[Start of The records]
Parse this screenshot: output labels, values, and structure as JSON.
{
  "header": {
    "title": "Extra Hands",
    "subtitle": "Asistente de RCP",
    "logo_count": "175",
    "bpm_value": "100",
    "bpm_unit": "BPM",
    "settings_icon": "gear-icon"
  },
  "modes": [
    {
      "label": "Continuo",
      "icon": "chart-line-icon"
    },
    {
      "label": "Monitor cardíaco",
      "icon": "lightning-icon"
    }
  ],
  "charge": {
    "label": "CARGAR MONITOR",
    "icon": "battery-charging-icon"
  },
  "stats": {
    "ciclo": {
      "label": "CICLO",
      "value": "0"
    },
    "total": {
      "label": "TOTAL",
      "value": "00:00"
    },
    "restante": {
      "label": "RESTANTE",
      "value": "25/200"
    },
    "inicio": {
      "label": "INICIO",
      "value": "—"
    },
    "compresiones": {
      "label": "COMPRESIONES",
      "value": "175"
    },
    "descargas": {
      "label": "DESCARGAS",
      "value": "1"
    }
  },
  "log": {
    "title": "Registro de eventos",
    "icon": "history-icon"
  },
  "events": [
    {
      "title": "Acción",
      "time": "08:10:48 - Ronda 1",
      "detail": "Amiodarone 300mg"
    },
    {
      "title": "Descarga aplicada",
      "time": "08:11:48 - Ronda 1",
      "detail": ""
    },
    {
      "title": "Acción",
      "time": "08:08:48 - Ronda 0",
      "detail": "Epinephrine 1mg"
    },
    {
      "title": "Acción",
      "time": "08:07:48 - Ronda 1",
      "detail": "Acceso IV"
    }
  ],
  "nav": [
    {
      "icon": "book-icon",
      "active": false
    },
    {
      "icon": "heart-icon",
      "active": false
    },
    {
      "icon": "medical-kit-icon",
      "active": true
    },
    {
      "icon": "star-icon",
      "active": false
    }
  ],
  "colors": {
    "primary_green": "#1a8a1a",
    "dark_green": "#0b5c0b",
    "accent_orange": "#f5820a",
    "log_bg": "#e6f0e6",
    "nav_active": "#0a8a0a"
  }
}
[End of The records]
## Exercise requirements
Gather each line in these records that contains the string "detail".

## Answer to the problem
      "detail": "Amiodarone 300mg"
      "detail": ""
      "detail": "Epinephrine 1mg"
      "detail": "Acceso IV"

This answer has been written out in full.